Given problem:
Copy all of the material below exactly.

Stored data:
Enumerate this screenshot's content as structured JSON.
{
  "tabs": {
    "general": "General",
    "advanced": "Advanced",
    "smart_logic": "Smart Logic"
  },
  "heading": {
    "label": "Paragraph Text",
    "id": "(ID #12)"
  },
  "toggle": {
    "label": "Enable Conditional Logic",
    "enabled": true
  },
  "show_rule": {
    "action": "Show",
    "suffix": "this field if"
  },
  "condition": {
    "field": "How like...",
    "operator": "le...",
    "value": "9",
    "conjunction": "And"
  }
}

Answer to the problem:
Enumerate this screenshot's content as structured JSON.
{
  "tabs": {
    "general": "General",
    "advanced": "Advanced",
    "smart_logic": "Smart Logic"
  },
  "heading": {
    "label": "Paragraph Text",
    "id": "(ID #12)"
  },
  "toggle": {
    "label": "Enable Conditional Logic",
    "enabled": true
  },
  "show_rule": {
    "action": "Show",
    "suffix": "this field if"
  },
  "condition": {
    "field": "How like...",
    "operator": "le...",
    "value": "9",
    "conjunction": "And"
  }
}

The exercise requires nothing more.